** START OF Task material **

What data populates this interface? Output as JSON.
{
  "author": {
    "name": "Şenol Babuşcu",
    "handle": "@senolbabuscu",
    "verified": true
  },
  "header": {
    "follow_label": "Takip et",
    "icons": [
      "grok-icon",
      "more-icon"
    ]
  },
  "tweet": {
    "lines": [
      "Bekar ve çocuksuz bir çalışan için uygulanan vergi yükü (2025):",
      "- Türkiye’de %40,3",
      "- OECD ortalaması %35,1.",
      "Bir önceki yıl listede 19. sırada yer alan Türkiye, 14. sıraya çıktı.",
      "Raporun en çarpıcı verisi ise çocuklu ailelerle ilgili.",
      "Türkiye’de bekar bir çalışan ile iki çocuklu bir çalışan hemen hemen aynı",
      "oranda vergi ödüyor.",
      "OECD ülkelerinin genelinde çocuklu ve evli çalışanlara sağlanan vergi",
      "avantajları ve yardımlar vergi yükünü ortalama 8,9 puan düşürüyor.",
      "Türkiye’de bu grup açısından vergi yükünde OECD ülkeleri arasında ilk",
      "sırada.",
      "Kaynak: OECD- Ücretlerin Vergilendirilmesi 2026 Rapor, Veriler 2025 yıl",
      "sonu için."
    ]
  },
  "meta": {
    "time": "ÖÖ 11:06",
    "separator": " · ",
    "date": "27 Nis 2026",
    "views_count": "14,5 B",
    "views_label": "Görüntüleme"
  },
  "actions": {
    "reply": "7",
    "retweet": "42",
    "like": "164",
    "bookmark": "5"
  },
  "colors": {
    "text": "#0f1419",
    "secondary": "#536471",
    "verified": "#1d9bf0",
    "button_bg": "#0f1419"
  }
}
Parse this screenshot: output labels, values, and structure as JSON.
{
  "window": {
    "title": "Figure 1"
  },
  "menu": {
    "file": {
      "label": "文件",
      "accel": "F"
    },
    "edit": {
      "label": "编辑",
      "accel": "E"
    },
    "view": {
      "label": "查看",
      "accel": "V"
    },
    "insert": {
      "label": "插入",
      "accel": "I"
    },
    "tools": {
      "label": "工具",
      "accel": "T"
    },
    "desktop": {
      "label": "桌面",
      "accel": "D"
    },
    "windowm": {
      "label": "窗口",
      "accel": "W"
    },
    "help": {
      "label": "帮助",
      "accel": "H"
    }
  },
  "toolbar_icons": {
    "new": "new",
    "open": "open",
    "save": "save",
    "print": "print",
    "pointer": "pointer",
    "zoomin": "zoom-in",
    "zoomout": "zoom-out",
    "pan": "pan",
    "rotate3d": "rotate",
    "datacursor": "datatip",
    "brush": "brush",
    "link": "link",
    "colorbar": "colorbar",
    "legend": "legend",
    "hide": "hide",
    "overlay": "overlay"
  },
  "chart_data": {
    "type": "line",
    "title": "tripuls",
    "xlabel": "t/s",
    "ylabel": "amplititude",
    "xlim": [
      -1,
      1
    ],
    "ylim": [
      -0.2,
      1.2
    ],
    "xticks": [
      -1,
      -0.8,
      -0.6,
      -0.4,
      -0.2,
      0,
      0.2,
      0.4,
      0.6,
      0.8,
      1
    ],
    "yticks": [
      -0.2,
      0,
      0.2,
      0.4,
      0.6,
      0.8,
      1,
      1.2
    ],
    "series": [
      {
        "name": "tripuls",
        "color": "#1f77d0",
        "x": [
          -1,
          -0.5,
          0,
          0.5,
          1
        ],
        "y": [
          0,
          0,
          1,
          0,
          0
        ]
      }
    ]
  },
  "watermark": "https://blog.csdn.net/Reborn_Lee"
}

** END OF Task material **

→ **Instructions for the task**:
Write out the entries above word for word.

→ **Correct output**:
What data populates this interface? Output as JSON.
{
  "author": {
    "name": "Şenol Babuşcu",
    "handle": "@senolbabuscu",
    "verified": true
  },
  "header": {
    "follow_label": "Takip et",
    "icons": [
      "grok-icon",
      "more-icon"
    ]
  },
  "tweet": {
    "lines": [
      "Bekar ve çocuksuz bir çalışan için uygulanan vergi yükü (2025):",
      "- Türkiye’de %40,3",
      "- OECD ortalaması %35,1.",
      "Bir önceki yıl listede 19. sırada yer alan Türkiye, 14. sıraya çıktı.",
      "Raporun en çarpıcı verisi ise çocuklu ailelerle ilgili.",
      "Türkiye’de bekar bir çalışan ile iki çocuklu bir çalışan hemen hemen aynı",
      "oranda vergi ödüyor.",
      "OECD ülkelerinin genelinde çocuklu ve evli çalışanlara sağlanan vergi",
      "avantajları ve yardımlar vergi yükünü ortalama 8,9 puan düşürüyor.",
      "Türkiye’de bu grup açısından vergi yükünde OECD ülkeleri arasında ilk",
      "sırada.",
      "Kaynak: OECD- Ücretlerin Vergilendirilmesi 2026 Rapor, Veriler 2025 yıl",
      "sonu için."
    ]
  },
  "meta": {
    "time": "ÖÖ 11:06",
    "separator": " · ",
    "date": "27 Nis 2026",
    "views_count": "14,5 B",
    "views_label": "Görüntüleme"
  },
  "actions": {
    "reply": "7",
    "retweet": "42",
    "like": "164",
    "bookmark": "5"
  },
  "colors": {
    "text": "#0f1419",
    "secondary": "#536471",
    "verified": "#1d9bf0",
    "button_bg": "#0f1419"
  }
}
Parse this screenshot: output labels, values, and structure as JSON.
{
  "window": {
    "title": "Figure 1"
  },
  "menu": {
    "file": {
      "label": "文件",
      "accel": "F"
    },
    "edit": {
      "label": "编辑",
      "accel": "E"
    },
    "view": {
      "label": "查看",
      "accel": "V"
    },
    "insert": {
      "label": "插入",
      "accel": "I"
    },
    "tools": {
      "label": "工具",
      "accel": "T"
    },
    "desktop": {
      "label": "桌面",
      "accel": "D"
    },
    "windowm": {
      "label": "窗口",
      "accel": "W"
    },
    "help": {
      "label": "帮助",
      "accel": "H"
    }
  },
  "toolbar_icons": {
    "new": "new",
    "open": "open",
    "save": "save",
    "print": "print",
    "pointer": "pointer",
    "zoomin": "zoom-in",
    "zoomout": "zoom-out",
    "pan": "pan",
    "rotate3d": "rotate",
    "datacursor": "datatip",
    "brush": "brush",
    "link": "link",
    "colorbar": "colorbar",
    "legend": "legend",
    "hide": "hide",
    "overlay": "overlay"
  },
  "chart_data": {
    "type": "line",
    "title": "tripuls",
    "xlabel": "t/s",
    "ylabel": "amplititude",
    "xlim": [
      -1,
      1
    ],
    "ylim": [
      -0.2,
      1.2
    ],
    "xticks": [
      -1,
      -0.8,
      -0.6,
      -0.4,
      -0.2,
      0,
      0.2,
      0.4,
      0.6,
      0.8,
      1
    ],
    "yticks": [
      -0.2,
      0,
      0.2,
      0.4,
      0.6,
      0.8,
      1,
      1.2
    ],
    "series": [
      {
        "name": "tripuls",
        "color": "#1f77d0",
        "x": [
          -1,
          -0.5,
          0,
          0.5,
          1
        ],
        "y": [
          0,
          0,
          1,
          0,
          0
        ]
      }
    ]
  },
  "watermark": "https://blog.csdn.net/Reborn_Lee"
}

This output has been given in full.